→ STATED GOAL: Copy every entry word for word, but skip the pictures.

→ DATASET EXCERPTS:
■ ■ ■ ■ ■ ■ ■
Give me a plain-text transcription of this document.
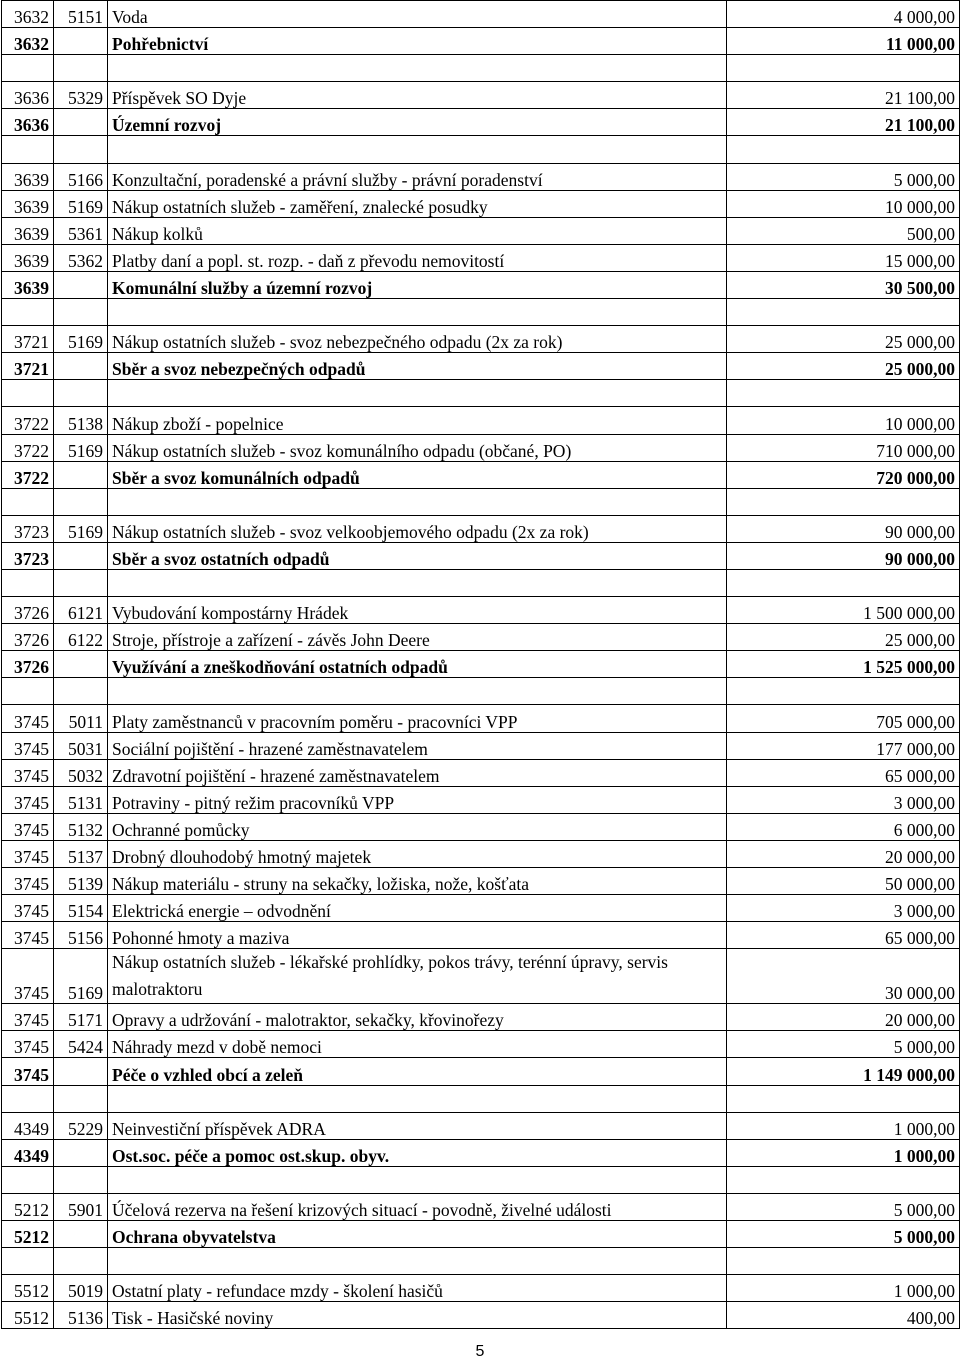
3632	5151	Voda	4 000,00
3632		Pohřebnictví	11 000,00

3636	5329	Příspěvek SO Dyje	21 100,00
3636		Územní rozvoj	21 100,00

3639	5166	Konzultační, poradenské a právní služby - právní poradenství	5 000,00
3639	5169	Nákup ostatních služeb - zaměření, znalecké posudky	10 000,00
3639	5361	Nákup kolků	500,00
3639	5362	Platby daní a popl. st. rozp. - daň z převodu nemovitostí	15 000,00
3639		Komunální služby a územní rozvoj	30 500,00

3721	5169	Nákup ostatních služeb - svoz nebezpečného odpadu (2x za rok)	25 000,00
3721		Sběr a svoz nebezpečných odpadů	25 000,00

3722	5138	Nákup zboží - popelnice	10 000,00
3722	5169	Nákup ostatních služeb - svoz komunálního odpadu (občané, PO)	710 000,00
3722		Sběr a svoz komunálních odpadů	720 000,00

3723	5169	Nákup ostatních služeb - svoz velkoobjemového odpadu (2x za rok)	90 000,00
3723		Sběr a svoz ostatních odpadů	90 000,00

3726	6121	Vybudování kompostárny Hrádek	1 500 000,00
3726	6122	Stroje, přístroje a zařízení - závěs John Deere	25 000,00
3726		Využívání a zneškodňování ostatních odpadů	1 525 000,00

3745	5011	Platy zaměstnanců v pracovním poměru - pracovníci VPP	705 000,00
3745	5031	Sociální pojištění - hrazené zaměstnavatelem	177 000,00
3745	5032	Zdravotní pojištění - hrazené zaměstnavatelem	65 000,00
3745	5131	Potraviny - pitný režim pracovníků VPP	3 000,00
3745	5132	Ochranné pomůcky	6 000,00
3745	5137	Drobný dlouhodobý hmotný majetek	20 000,00
3745	5139	Nákup materiálu - struny na sekačky, ložiska, nože, košťata	50 000,00
3745	5154	Elektrická energie – odvodnění	3 000,00
3745	5156	Pohonné hmoty a maziva	65 000,00
3745	5169	Nákup ostatních služeb - lékařské prohlídky, pokos trávy, terénní úpravy, servis malotraktoru	30 000,00
3745	5171	Opravy a udržování - malotraktor, sekačky, křovinořezy	20 000,00
3745	5424	Náhrady mezd v době nemoci	5 000,00
3745		Péče o vzhled obcí a zeleň	1 149 000,00

4349	5229	Neinvestiční příspěvek ADRA	1 000,00
4349		Ost.soc. péče a pomoc ost.skup. obyv.	1 000,00

5212	5901	Účelová rezerva na řešení krizových situací - povodně, živelné události	5 000,00
5212		Ochrana obyvatelstva	5 000,00

5512	5019	Ostatní platy - refundace mzdy - školení hasičů	1 000,00
5512	5136	Tisk - Hasičské noviny	400,00
5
■ ■ ■ ■ ■ ■ ■
→ THE OUTPUT:
Give me a plain-text transcription of this document.
3632	5151	Voda	4 000,00
3632		Pohřebnictví	11 000,00

3636	5329	Příspěvek SO Dyje	21 100,00
3636		Územní rozvoj	21 100,00

3639	5166	Konzultační, poradenské a právní služby - právní poradenství	5 000,00
3639	5169	Nákup ostatních služeb - zaměření, znalecké posudky	10 000,00
3639	5361	Nákup kolků	500,00
3639	5362	Platby daní a popl. st. rozp. - daň z převodu nemovitostí	15 000,00
3639		Komunální služby a územní rozvoj	30 500,00

3721	5169	Nákup ostatních služeb - svoz nebezpečného odpadu (2x za rok)	25 000,00
3721		Sběr a svoz nebezpečných odpadů	25 000,00

3722	5138	Nákup zboží - popelnice	10 000,00
3722	5169	Nákup ostatních služeb - svoz komunálního odpadu (občané, PO)	710 000,00
3722		Sběr a svoz komunálních odpadů	720 000,00

3723	5169	Nákup ostatních služeb - svoz velkoobjemového odpadu (2x za rok)	90 000,00
3723		Sběr a svoz ostatních odpadů	90 000,00

3726	6121	Vybudování kompostárny Hrádek	1 500 000,00
3726	6122	Stroje, přístroje a zařízení - závěs John Deere	25 000,00
3726		Využívání a zneškodňování ostatních odpadů	1 525 000,00

3745	5011	Platy zaměstnanců v pracovním poměru - pracovníci VPP	705 000,00
3745	5031	Sociální pojištění - hrazené zaměstnavatelem	177 000,00
3745	5032	Zdravotní pojištění - hrazené zaměstnavatelem	65 000,00
3745	5131	Potraviny - pitný režim pracovníků VPP	3 000,00
3745	5132	Ochranné pomůcky	6 000,00
3745	5137	Drobný dlouhodobý hmotný majetek	20 000,00
3745	5139	Nákup materiálu - struny na sekačky, ložiska, nože, košťata	50 000,00
3745	5154	Elektrická energie – odvodnění	3 000,00
3745	5156	Pohonné hmoty a maziva	65 000,00
3745	5169	Nákup ostatních služeb - lékařské prohlídky, pokos trávy, terénní úpravy, servis malotraktoru	30 000,00
3745	5171	Opravy a udržování - malotraktor, sekačky, křovinořezy	20 000,00
3745	5424	Náhrady mezd v době nemoci	5 000,00
3745		Péče o vzhled obcí a zeleň	1 149 000,00

4349	5229	Neinvestiční příspěvek ADRA	1 000,00
4349		Ost.soc. péče a pomoc ost.skup. obyv.	1 000,00

5212	5901	Účelová rezerva na řešení krizových situací - povodně, živelné události	5 000,00
5212		Ochrana obyvatelstva	5 000,00

5512	5019	Ostatní platy - refundace mzdy - školení hasičů	1 000,00
5512	5136	Tisk - Hasičské noviny	400,00
5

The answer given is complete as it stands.